> _Exercise_
Select every line holding the word "page" and copy it.

Part of a data file
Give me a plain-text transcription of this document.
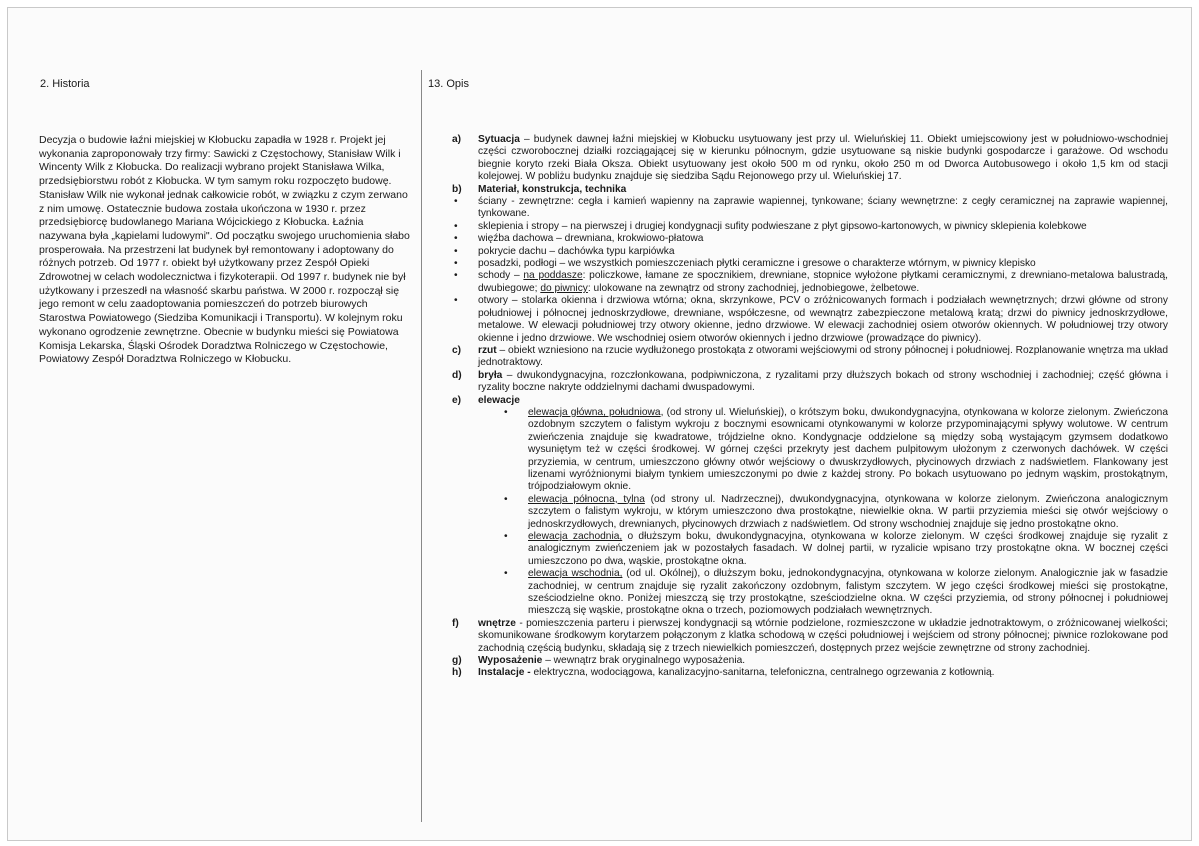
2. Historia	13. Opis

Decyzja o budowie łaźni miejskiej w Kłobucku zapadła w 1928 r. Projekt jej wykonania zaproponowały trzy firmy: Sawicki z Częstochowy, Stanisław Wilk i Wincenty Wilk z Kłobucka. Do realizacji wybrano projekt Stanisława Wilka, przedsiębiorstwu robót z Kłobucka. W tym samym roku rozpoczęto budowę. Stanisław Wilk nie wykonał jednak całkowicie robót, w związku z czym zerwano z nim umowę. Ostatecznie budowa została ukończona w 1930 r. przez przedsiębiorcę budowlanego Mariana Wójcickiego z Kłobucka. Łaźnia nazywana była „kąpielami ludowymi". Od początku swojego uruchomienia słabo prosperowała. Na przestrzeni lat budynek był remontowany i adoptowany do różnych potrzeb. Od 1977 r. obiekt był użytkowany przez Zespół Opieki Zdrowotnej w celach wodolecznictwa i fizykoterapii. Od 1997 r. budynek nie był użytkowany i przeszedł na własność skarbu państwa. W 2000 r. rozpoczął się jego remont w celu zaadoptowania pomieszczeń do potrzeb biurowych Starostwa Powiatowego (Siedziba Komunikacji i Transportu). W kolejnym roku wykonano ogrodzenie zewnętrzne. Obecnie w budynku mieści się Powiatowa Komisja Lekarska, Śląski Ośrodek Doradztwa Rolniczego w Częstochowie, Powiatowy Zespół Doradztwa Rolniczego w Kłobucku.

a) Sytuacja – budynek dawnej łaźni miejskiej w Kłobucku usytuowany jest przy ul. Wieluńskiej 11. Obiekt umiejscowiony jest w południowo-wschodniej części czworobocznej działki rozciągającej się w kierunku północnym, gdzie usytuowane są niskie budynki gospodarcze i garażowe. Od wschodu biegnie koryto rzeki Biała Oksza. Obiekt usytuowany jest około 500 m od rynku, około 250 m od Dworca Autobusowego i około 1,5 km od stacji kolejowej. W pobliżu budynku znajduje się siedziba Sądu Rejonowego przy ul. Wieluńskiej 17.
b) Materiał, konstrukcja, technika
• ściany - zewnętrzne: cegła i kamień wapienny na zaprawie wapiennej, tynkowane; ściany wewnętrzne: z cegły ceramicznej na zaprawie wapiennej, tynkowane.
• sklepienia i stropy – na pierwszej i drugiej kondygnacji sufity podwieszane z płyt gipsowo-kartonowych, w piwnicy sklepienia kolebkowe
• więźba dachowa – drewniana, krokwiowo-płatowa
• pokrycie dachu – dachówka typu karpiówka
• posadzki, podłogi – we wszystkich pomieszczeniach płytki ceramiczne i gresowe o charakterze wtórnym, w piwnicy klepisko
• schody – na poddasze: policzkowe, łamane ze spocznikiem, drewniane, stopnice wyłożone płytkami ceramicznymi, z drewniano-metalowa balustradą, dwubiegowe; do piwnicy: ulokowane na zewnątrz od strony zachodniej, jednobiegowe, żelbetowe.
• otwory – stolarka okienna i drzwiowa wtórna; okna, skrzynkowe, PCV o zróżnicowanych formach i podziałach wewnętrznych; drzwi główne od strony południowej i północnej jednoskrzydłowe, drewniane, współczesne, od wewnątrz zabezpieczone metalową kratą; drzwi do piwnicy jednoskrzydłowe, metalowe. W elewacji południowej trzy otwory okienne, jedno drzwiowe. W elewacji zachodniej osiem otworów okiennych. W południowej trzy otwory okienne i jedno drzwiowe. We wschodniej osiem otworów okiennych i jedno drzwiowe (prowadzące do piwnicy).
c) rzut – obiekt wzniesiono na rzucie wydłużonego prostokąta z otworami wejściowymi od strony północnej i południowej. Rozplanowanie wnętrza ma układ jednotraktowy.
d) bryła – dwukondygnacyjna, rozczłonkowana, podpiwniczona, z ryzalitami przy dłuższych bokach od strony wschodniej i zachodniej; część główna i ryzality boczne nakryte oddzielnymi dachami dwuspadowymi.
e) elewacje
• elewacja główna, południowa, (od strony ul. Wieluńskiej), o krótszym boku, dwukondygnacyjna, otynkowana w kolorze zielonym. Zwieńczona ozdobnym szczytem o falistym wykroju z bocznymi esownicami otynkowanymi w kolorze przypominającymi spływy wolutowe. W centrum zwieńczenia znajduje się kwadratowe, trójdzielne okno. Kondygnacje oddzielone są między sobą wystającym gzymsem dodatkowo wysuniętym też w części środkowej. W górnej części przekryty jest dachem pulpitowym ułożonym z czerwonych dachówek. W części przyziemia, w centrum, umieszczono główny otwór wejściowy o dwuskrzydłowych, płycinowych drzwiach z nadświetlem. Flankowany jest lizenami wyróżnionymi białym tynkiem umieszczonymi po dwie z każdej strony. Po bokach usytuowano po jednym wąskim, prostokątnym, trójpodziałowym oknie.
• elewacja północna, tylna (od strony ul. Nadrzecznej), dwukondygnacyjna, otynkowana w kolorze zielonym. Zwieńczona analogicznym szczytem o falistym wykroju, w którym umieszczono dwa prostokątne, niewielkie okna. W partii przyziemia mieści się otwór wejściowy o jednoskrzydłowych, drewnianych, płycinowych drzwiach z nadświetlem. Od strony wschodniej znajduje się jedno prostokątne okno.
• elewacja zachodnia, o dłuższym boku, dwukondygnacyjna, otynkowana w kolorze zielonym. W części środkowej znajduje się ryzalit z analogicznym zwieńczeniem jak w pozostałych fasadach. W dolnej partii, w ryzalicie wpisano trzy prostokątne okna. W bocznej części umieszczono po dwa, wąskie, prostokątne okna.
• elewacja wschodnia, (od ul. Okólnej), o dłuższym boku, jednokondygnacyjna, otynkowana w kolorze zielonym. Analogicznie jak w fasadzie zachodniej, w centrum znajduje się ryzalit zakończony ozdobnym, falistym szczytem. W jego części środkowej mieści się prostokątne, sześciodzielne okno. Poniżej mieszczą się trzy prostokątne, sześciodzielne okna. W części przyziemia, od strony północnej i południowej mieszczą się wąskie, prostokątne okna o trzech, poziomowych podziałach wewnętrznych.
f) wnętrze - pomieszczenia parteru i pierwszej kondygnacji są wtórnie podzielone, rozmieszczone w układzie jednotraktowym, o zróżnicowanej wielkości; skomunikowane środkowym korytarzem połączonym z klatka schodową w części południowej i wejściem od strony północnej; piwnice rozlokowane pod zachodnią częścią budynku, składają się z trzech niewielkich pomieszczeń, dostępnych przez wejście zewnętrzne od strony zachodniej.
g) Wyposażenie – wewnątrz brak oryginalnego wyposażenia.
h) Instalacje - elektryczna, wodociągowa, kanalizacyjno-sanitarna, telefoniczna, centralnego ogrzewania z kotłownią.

* * *

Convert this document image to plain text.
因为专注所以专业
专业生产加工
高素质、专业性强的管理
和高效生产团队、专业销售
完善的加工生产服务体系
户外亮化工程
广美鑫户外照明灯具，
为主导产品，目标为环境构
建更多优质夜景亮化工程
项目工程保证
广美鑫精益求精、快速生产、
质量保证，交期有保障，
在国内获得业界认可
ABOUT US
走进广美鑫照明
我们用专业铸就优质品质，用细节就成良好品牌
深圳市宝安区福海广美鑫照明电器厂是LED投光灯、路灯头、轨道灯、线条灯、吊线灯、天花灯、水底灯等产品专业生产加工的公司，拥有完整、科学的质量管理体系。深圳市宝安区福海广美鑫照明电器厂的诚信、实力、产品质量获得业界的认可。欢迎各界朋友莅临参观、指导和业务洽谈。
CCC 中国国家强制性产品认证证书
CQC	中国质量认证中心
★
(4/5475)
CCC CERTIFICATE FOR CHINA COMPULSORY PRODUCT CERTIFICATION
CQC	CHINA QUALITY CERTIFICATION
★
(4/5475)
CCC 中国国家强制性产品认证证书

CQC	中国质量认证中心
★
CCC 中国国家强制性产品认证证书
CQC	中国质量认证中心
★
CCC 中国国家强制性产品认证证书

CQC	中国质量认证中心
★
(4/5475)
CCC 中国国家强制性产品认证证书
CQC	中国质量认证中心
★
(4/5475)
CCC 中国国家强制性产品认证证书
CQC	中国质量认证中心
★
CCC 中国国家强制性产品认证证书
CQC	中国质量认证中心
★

...

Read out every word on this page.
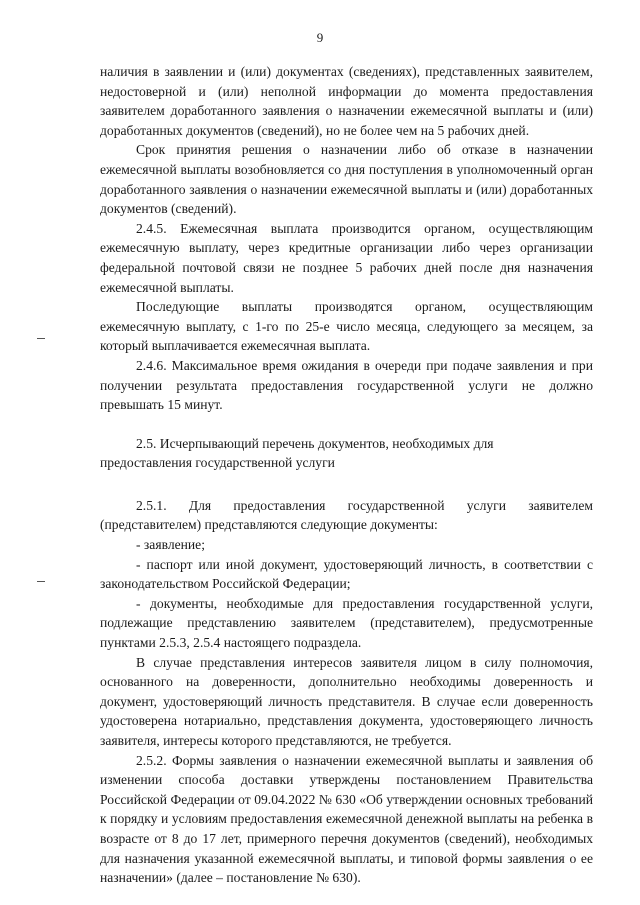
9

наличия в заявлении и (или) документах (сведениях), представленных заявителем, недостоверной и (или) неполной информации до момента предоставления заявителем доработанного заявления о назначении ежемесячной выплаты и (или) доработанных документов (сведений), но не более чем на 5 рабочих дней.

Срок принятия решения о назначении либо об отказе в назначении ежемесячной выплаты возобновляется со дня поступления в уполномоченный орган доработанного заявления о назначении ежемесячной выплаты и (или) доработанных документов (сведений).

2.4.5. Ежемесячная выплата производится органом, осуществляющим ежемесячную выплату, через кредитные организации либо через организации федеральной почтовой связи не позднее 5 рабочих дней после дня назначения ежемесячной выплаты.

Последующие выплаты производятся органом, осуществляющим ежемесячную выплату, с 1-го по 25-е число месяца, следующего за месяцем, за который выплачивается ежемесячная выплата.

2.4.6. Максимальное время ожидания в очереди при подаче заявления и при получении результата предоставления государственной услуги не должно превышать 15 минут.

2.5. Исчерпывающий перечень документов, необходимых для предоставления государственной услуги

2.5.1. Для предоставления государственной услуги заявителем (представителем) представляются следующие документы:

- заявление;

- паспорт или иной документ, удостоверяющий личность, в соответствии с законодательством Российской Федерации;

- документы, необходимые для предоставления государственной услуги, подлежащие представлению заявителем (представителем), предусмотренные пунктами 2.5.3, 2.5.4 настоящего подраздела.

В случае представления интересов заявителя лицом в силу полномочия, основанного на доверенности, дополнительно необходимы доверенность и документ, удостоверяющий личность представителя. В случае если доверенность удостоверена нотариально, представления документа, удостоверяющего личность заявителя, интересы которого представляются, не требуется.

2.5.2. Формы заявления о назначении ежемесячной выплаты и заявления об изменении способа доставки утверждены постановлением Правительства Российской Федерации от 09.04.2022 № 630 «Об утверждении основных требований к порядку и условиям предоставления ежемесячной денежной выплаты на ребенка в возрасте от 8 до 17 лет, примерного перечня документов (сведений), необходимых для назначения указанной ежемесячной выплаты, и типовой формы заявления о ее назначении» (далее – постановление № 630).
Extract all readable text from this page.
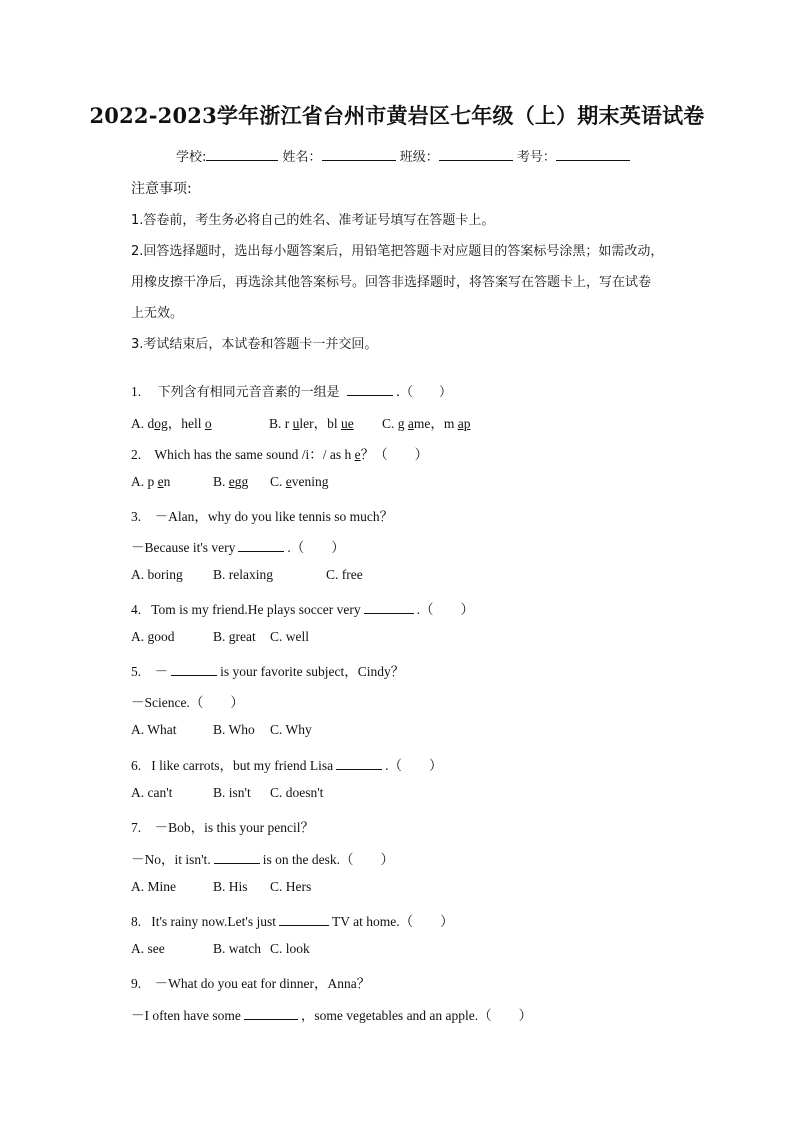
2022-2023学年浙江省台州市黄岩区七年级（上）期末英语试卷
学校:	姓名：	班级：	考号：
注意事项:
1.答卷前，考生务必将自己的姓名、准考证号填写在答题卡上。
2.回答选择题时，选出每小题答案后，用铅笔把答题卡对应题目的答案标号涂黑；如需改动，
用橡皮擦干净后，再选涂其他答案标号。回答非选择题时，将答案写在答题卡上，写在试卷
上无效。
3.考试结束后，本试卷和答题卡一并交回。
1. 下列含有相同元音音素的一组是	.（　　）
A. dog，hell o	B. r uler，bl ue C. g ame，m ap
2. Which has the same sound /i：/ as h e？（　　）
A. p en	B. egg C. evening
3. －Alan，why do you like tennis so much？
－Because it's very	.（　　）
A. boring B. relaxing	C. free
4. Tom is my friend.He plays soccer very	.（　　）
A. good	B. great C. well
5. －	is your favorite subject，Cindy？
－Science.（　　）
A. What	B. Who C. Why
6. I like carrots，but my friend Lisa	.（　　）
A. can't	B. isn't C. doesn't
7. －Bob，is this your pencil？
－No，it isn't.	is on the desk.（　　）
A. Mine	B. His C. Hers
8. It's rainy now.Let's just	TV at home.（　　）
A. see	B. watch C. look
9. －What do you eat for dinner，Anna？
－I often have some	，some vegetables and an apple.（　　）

> _Output below_
Read out every word on this page.
Extract all readable text from this page.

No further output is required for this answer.